# Records
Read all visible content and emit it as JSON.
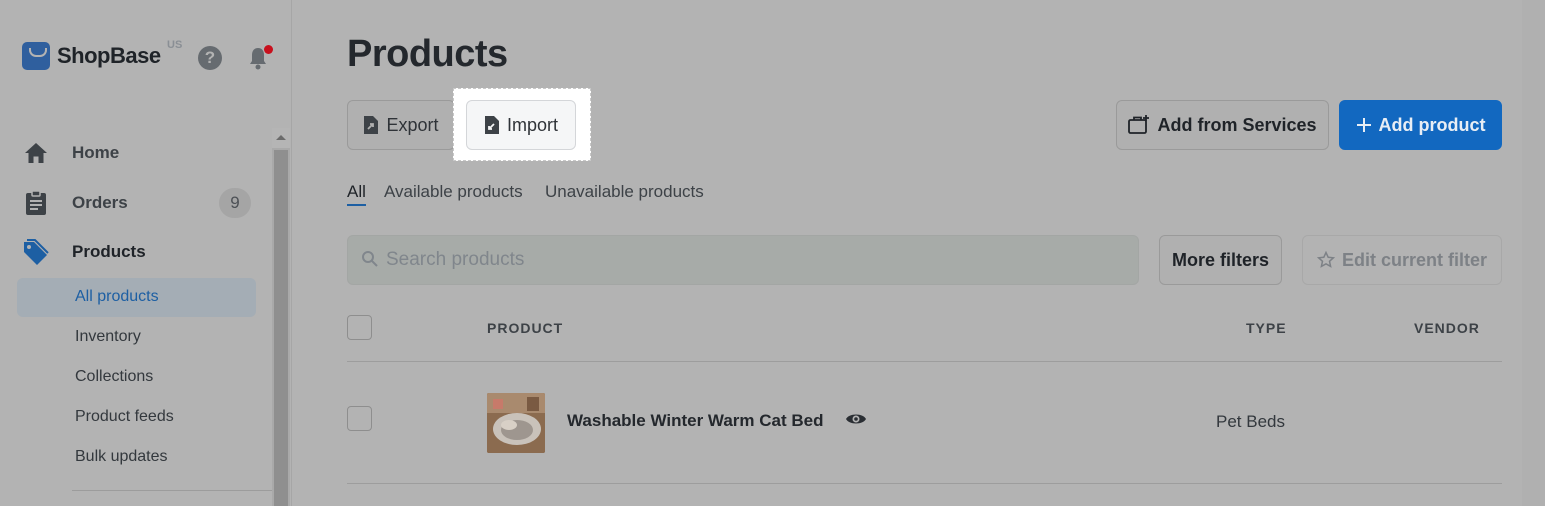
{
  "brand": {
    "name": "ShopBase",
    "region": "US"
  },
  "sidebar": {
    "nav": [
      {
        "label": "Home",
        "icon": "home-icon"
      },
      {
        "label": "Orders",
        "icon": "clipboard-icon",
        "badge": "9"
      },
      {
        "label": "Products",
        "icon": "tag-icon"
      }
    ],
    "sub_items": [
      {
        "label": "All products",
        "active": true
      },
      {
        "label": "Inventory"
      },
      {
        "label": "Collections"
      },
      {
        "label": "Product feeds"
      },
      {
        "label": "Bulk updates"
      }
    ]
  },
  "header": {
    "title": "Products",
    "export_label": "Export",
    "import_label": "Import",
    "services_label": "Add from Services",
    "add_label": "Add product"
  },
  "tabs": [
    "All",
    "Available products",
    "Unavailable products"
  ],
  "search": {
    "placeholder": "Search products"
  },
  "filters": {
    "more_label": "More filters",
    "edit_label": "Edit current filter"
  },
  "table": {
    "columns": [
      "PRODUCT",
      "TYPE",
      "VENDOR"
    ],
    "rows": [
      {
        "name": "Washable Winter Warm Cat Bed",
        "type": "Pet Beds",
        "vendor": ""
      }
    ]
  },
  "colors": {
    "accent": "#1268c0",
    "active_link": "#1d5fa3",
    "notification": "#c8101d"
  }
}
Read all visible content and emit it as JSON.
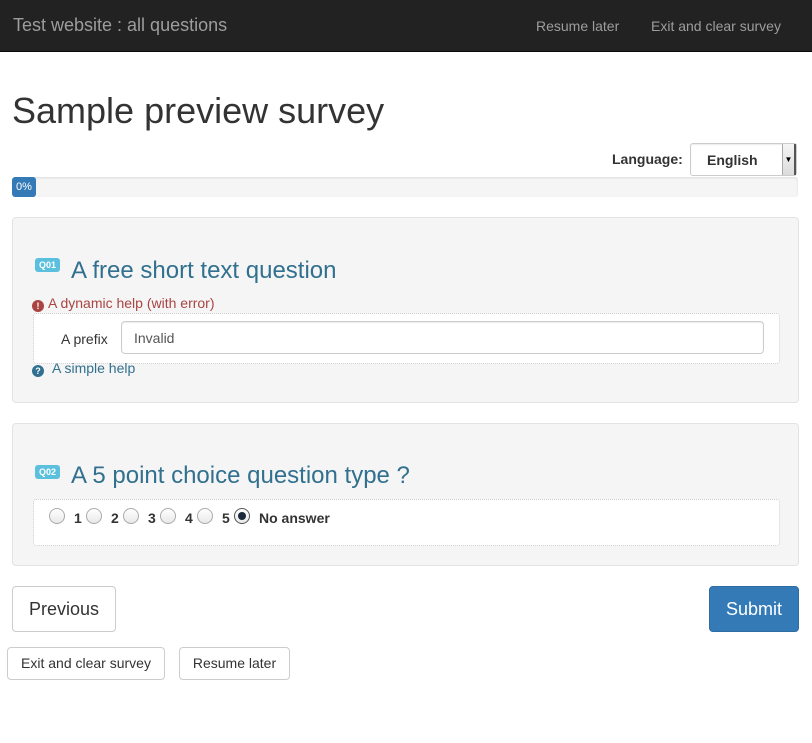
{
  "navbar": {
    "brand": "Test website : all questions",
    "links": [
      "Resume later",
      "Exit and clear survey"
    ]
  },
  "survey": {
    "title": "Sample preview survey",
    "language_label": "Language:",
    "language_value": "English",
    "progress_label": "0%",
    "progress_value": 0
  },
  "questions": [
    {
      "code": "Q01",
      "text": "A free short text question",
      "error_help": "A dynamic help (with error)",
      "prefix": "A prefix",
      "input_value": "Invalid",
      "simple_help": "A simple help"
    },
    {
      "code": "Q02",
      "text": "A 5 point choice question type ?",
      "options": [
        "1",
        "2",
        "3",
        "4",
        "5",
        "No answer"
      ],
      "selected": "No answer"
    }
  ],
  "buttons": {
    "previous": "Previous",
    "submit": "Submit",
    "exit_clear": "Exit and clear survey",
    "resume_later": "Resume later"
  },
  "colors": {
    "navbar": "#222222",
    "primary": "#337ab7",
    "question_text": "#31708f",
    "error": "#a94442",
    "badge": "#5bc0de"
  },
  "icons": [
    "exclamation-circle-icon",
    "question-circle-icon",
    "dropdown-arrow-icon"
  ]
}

# Task objective
Skip the pictures, then retype every line above exactly.

# Answer
Read all visible content and emit it as JSON.
{
  "brand": {
    "name": "ShopBase",
    "region": "US"
  },
  "sidebar": {
    "nav": [
      {
        "label": "Home",
        "icon": "home-icon"
      },
      {
        "label": "Orders",
        "icon": "clipboard-icon",
        "badge": "9"
      },
      {
        "label": "Products",
        "icon": "tag-icon"
      }
    ],
    "sub_items": [
      {
        "label": "All products",
        "active": true
      },
      {
        "label": "Inventory"
      },
      {
        "label": "Collections"
      },
      {
        "label": "Product feeds"
      },
      {
        "label": "Bulk updates"
      }
    ]
  },
  "header": {
    "title": "Products",
    "export_label": "Export",
    "import_label": "Import",
    "services_label": "Add from Services",
    "add_label": "Add product"
  },
  "tabs": [
    "All",
    "Available products",
    "Unavailable products"
  ],
  "search": {
    "placeholder": "Search products"
  },
  "filters": {
    "more_label": "More filters",
    "edit_label": "Edit current filter"
  },
  "table": {
    "columns": [
      "PRODUCT",
      "TYPE",
      "VENDOR"
    ],
    "rows": [
      {
        "name": "Washable Winter Warm Cat Bed",
        "type": "Pet Beds",
        "vendor": ""
      }
    ]
  },
  "colors": {
    "accent": "#1268c0",
    "active_link": "#1d5fa3",
    "notification": "#c8101d"
  }
}
Read all visible content and emit it as JSON.
{
  "navbar": {
    "brand": "Test website : all questions",
    "links": [
      "Resume later",
      "Exit and clear survey"
    ]
  },
  "survey": {
    "title": "Sample preview survey",
    "language_label": "Language:",
    "language_value": "English",
    "progress_label": "0%",
    "progress_value": 0
  },
  "questions": [
    {
      "code": "Q01",
      "text": "A free short text question",
      "error_help": "A dynamic help (with error)",
      "prefix": "A prefix",
      "input_value": "Invalid",
      "simple_help": "A simple help"
    },
    {
      "code": "Q02",
      "text": "A 5 point choice question type ?",
      "options": [
        "1",
        "2",
        "3",
        "4",
        "5",
        "No answer"
      ],
      "selected": "No answer"
    }
  ],
  "buttons": {
    "previous": "Previous",
    "submit": "Submit",
    "exit_clear": "Exit and clear survey",
    "resume_later": "Resume later"
  },
  "colors": {
    "navbar": "#222222",
    "primary": "#337ab7",
    "question_text": "#31708f",
    "error": "#a94442",
    "badge": "#5bc0de"
  },
  "icons": [
    "exclamation-circle-icon",
    "question-circle-icon",
    "dropdown-arrow-icon"
  ]
}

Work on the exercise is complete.